• [WHAT NEEDS TO BE DONE]:
Give the entries again exactly, every one of them.

• [DATA SUPPLIED]:

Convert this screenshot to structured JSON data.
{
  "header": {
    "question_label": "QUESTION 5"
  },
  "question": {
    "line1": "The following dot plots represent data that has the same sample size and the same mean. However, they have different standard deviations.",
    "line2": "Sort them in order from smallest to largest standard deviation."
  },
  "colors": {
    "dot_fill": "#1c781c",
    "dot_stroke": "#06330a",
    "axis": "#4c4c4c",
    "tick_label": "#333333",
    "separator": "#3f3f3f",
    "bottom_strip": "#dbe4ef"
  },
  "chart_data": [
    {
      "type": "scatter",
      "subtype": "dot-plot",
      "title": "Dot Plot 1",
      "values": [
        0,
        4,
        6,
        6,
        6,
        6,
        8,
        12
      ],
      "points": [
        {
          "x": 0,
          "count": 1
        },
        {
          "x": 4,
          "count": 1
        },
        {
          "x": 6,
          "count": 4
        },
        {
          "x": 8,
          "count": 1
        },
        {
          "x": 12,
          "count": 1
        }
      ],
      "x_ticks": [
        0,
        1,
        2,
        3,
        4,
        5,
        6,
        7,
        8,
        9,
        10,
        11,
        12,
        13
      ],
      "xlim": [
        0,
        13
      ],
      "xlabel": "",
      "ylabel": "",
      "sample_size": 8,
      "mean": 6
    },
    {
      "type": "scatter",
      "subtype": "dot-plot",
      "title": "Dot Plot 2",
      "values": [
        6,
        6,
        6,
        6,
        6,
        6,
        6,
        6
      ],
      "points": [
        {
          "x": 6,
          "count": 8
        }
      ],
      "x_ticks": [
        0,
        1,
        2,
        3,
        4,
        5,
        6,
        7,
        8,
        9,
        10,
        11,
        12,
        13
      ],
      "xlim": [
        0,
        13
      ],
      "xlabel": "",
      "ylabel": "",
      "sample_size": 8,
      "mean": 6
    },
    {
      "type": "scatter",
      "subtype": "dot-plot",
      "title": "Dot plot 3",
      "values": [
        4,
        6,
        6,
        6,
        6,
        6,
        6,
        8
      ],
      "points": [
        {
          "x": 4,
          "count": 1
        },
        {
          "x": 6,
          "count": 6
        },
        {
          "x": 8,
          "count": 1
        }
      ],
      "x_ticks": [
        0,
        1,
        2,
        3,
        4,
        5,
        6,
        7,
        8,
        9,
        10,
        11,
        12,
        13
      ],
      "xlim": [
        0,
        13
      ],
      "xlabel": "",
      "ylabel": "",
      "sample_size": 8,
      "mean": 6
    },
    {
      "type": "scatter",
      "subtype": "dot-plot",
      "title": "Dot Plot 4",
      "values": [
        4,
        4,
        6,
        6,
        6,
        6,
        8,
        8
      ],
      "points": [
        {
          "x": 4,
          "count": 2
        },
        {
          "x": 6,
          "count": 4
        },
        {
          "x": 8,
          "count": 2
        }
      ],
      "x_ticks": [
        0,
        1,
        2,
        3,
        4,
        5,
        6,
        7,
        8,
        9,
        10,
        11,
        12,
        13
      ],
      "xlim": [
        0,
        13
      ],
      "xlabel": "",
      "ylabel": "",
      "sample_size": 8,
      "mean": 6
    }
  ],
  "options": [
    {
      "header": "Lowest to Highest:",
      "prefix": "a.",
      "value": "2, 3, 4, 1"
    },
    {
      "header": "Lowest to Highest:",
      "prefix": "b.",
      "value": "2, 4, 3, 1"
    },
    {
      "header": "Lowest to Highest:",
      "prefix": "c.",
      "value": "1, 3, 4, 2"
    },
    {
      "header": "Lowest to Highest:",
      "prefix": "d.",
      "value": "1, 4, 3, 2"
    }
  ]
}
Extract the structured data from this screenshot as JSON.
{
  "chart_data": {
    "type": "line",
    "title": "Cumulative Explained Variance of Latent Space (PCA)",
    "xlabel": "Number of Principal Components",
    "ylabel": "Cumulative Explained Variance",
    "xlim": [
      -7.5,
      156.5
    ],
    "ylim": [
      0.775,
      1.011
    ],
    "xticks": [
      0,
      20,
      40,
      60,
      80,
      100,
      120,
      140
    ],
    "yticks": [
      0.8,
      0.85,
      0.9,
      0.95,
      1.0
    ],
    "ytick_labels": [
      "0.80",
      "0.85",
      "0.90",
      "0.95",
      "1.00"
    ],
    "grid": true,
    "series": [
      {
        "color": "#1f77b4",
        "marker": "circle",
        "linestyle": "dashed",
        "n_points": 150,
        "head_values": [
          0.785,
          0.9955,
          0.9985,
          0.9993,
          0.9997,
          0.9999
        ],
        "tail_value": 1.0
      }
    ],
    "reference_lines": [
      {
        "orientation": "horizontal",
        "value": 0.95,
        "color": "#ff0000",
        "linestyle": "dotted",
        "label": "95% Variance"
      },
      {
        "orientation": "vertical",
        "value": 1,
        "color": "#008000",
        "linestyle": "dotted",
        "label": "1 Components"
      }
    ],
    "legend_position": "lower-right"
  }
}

• [TASK RESPONSE]:
Convert this screenshot to structured JSON data.
{
  "header": {
    "question_label": "QUESTION 5"
  },
  "question": {
    "line1": "The following dot plots represent data that has the same sample size and the same mean. However, they have different standard deviations.",
    "line2": "Sort them in order from smallest to largest standard deviation."
  },
  "colors": {
    "dot_fill": "#1c781c",
    "dot_stroke": "#06330a",
    "axis": "#4c4c4c",
    "tick_label": "#333333",
    "separator": "#3f3f3f",
    "bottom_strip": "#dbe4ef"
  },
  "chart_data": [
    {
      "type": "scatter",
      "subtype": "dot-plot",
      "title": "Dot Plot 1",
      "values": [
        0,
        4,
        6,
        6,
        6,
        6,
        8,
        12
      ],
      "points": [
        {
          "x": 0,
          "count": 1
        },
        {
          "x": 4,
          "count": 1
        },
        {
          "x": 6,
          "count": 4
        },
        {
          "x": 8,
          "count": 1
        },
        {
          "x": 12,
          "count": 1
        }
      ],
      "x_ticks": [
        0,
        1,
        2,
        3,
        4,
        5,
        6,
        7,
        8,
        9,
        10,
        11,
        12,
        13
      ],
      "xlim": [
        0,
        13
      ],
      "xlabel": "",
      "ylabel": "",
      "sample_size": 8,
      "mean": 6
    },
    {
      "type": "scatter",
      "subtype": "dot-plot",
      "title": "Dot Plot 2",
      "values": [
        6,
        6,
        6,
        6,
        6,
        6,
        6,
        6
      ],
      "points": [
        {
          "x": 6,
          "count": 8
        }
      ],
      "x_ticks": [
        0,
        1,
        2,
        3,
        4,
        5,
        6,
        7,
        8,
        9,
        10,
        11,
        12,
        13
      ],
      "xlim": [
        0,
        13
      ],
      "xlabel": "",
      "ylabel": "",
      "sample_size": 8,
      "mean": 6
    },
    {
      "type": "scatter",
      "subtype": "dot-plot",
      "title": "Dot plot 3",
      "values": [
        4,
        6,
        6,
        6,
        6,
        6,
        6,
        8
      ],
      "points": [
        {
          "x": 4,
          "count": 1
        },
        {
          "x": 6,
          "count": 6
        },
        {
          "x": 8,
          "count": 1
        }
      ],
      "x_ticks": [
        0,
        1,
        2,
        3,
        4,
        5,
        6,
        7,
        8,
        9,
        10,
        11,
        12,
        13
      ],
      "xlim": [
        0,
        13
      ],
      "xlabel": "",
      "ylabel": "",
      "sample_size": 8,
      "mean": 6
    },
    {
      "type": "scatter",
      "subtype": "dot-plot",
      "title": "Dot Plot 4",
      "values": [
        4,
        4,
        6,
        6,
        6,
        6,
        8,
        8
      ],
      "points": [
        {
          "x": 4,
          "count": 2
        },
        {
          "x": 6,
          "count": 4
        },
        {
          "x": 8,
          "count": 2
        }
      ],
      "x_ticks": [
        0,
        1,
        2,
        3,
        4,
        5,
        6,
        7,
        8,
        9,
        10,
        11,
        12,
        13
      ],
      "xlim": [
        0,
        13
      ],
      "xlabel": "",
      "ylabel": "",
      "sample_size": 8,
      "mean": 6
    }
  ],
  "options": [
    {
      "header": "Lowest to Highest:",
      "prefix": "a.",
      "value": "2, 3, 4, 1"
    },
    {
      "header": "Lowest to Highest:",
      "prefix": "b.",
      "value": "2, 4, 3, 1"
    },
    {
      "header": "Lowest to Highest:",
      "prefix": "c.",
      "value": "1, 3, 4, 2"
    },
    {
      "header": "Lowest to Highest:",
      "prefix": "d.",
      "value": "1, 4, 3, 2"
    }
  ]
}
Extract the structured data from this screenshot as JSON.
{
  "chart_data": {
    "type": "line",
    "title": "Cumulative Explained Variance of Latent Space (PCA)",
    "xlabel": "Number of Principal Components",
    "ylabel": "Cumulative Explained Variance",
    "xlim": [
      -7.5,
      156.5
    ],
    "ylim": [
      0.775,
      1.011
    ],
    "xticks": [
      0,
      20,
      40,
      60,
      80,
      100,
      120,
      140
    ],
    "yticks": [
      0.8,
      0.85,
      0.9,
      0.95,
      1.0
    ],
    "ytick_labels": [
      "0.80",
      "0.85",
      "0.90",
      "0.95",
      "1.00"
    ],
    "grid": true,
    "series": [
      {
        "color": "#1f77b4",
        "marker": "circle",
        "linestyle": "dashed",
        "n_points": 150,
        "head_values": [
          0.785,
          0.9955,
          0.9985,
          0.9993,
          0.9997,
          0.9999
        ],
        "tail_value": 1.0
      }
    ],
    "reference_lines": [
      {
        "orientation": "horizontal",
        "value": 0.95,
        "color": "#ff0000",
        "linestyle": "dotted",
        "label": "95% Variance"
      },
      {
        "orientation": "vertical",
        "value": 1,
        "color": "#008000",
        "linestyle": "dotted",
        "label": "1 Components"
      }
    ],
    "legend_position": "lower-right"
  }
}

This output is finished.